**Description of the task**
Find each line with "title" and copy it.

**Record extracts**
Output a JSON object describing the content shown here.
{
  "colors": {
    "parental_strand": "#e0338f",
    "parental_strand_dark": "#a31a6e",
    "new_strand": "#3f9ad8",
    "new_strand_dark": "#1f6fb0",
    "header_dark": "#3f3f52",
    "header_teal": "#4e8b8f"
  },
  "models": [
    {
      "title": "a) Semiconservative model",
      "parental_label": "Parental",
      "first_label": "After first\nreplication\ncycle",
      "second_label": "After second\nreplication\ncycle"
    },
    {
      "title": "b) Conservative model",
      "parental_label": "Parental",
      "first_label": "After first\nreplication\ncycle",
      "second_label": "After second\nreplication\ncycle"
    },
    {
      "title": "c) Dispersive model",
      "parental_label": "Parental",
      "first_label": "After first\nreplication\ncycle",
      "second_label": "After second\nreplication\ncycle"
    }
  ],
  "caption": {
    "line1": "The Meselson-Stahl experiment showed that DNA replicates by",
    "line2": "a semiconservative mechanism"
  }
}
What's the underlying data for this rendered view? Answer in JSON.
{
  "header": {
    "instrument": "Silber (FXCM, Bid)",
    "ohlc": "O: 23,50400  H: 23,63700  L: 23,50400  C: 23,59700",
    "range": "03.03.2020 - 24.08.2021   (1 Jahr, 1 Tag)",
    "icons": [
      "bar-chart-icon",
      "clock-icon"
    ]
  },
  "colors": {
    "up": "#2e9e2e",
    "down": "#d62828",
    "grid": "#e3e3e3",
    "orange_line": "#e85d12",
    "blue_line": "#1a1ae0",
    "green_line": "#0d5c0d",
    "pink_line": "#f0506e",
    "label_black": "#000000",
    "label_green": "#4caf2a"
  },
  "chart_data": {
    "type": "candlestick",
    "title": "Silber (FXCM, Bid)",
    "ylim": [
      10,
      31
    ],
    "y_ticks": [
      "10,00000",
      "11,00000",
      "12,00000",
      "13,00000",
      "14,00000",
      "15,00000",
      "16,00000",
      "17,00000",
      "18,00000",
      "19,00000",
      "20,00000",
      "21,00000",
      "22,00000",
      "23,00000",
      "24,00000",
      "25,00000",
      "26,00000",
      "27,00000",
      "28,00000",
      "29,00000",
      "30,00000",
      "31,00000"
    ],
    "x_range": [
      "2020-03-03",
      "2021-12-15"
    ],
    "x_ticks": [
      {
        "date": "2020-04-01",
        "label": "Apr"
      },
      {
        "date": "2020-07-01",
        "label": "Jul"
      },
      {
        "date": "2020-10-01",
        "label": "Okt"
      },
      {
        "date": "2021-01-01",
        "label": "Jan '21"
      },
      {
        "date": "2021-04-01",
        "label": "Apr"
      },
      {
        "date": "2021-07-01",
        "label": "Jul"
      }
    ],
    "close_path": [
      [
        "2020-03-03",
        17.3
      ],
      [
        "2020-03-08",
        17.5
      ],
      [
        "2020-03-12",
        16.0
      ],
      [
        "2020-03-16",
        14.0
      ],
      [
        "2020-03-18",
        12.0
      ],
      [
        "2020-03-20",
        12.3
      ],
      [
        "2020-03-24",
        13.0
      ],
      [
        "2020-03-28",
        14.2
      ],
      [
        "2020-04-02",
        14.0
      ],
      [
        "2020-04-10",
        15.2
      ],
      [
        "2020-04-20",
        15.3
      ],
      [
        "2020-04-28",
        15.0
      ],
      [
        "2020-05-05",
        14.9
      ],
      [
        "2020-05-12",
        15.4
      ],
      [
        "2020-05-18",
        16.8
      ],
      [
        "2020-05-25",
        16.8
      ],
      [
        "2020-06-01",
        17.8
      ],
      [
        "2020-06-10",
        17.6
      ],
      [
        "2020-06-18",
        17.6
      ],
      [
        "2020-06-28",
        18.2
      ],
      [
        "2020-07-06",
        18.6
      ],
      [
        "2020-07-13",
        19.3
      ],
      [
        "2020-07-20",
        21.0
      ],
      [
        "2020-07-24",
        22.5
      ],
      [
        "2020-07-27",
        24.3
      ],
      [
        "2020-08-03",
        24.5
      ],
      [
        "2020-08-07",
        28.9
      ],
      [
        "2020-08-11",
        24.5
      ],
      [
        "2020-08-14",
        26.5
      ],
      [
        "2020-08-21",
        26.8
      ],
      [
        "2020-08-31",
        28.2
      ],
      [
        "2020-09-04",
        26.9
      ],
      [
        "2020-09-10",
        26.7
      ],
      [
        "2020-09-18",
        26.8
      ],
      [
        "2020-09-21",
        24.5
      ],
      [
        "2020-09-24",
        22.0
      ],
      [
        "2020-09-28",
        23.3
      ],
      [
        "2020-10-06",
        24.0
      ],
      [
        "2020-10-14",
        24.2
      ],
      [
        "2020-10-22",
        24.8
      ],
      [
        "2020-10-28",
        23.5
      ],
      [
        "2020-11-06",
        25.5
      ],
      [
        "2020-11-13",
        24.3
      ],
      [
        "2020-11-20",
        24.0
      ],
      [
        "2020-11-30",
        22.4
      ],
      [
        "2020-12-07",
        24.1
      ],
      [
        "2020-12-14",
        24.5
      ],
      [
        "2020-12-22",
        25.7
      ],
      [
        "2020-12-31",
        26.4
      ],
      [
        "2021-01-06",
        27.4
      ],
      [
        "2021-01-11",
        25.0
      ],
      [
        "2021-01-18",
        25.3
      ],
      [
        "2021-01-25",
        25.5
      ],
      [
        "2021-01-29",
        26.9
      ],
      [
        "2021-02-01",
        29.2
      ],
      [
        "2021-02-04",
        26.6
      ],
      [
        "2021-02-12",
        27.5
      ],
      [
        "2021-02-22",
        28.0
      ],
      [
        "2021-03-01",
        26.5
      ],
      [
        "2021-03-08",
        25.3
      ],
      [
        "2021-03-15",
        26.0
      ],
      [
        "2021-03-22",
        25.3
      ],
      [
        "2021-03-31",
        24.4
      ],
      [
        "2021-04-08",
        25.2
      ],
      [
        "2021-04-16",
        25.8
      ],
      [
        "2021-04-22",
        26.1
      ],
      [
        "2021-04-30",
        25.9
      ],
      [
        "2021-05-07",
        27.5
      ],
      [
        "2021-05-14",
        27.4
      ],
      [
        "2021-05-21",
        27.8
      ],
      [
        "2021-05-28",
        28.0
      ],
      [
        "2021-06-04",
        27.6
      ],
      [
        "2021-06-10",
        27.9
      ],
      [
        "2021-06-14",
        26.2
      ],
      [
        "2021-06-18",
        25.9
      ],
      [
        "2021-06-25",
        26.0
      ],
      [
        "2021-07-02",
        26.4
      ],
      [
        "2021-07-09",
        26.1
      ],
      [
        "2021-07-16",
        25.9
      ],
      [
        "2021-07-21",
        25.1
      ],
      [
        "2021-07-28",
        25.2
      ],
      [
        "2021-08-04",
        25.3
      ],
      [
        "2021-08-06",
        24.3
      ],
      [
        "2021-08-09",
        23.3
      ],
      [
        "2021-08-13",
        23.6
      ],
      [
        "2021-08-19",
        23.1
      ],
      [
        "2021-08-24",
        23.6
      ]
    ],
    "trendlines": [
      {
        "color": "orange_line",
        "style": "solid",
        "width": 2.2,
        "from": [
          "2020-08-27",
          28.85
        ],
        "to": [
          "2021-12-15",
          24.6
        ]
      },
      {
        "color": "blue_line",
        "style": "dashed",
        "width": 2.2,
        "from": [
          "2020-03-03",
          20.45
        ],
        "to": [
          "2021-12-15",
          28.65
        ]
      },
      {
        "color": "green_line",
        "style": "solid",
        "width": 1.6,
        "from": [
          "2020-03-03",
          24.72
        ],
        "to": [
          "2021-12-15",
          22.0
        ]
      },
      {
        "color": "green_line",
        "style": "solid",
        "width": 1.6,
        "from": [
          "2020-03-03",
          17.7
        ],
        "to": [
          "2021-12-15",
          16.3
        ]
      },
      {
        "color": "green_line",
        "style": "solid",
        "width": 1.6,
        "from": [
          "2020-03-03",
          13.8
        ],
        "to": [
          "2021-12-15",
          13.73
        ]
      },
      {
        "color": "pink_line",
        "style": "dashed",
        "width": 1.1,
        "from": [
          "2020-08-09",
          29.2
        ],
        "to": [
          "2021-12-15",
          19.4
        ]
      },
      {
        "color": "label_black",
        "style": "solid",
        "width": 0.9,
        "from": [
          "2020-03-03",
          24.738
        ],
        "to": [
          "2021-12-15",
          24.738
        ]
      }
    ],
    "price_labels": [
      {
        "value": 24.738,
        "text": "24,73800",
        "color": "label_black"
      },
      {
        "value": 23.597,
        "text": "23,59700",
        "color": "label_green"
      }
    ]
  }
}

**Result of the exercise**
      "title": "a) Semiconservative model",
      "title": "b) Conservative model",
      "title": "c) Dispersive model",
    "title": "Silber (FXCM, Bid)",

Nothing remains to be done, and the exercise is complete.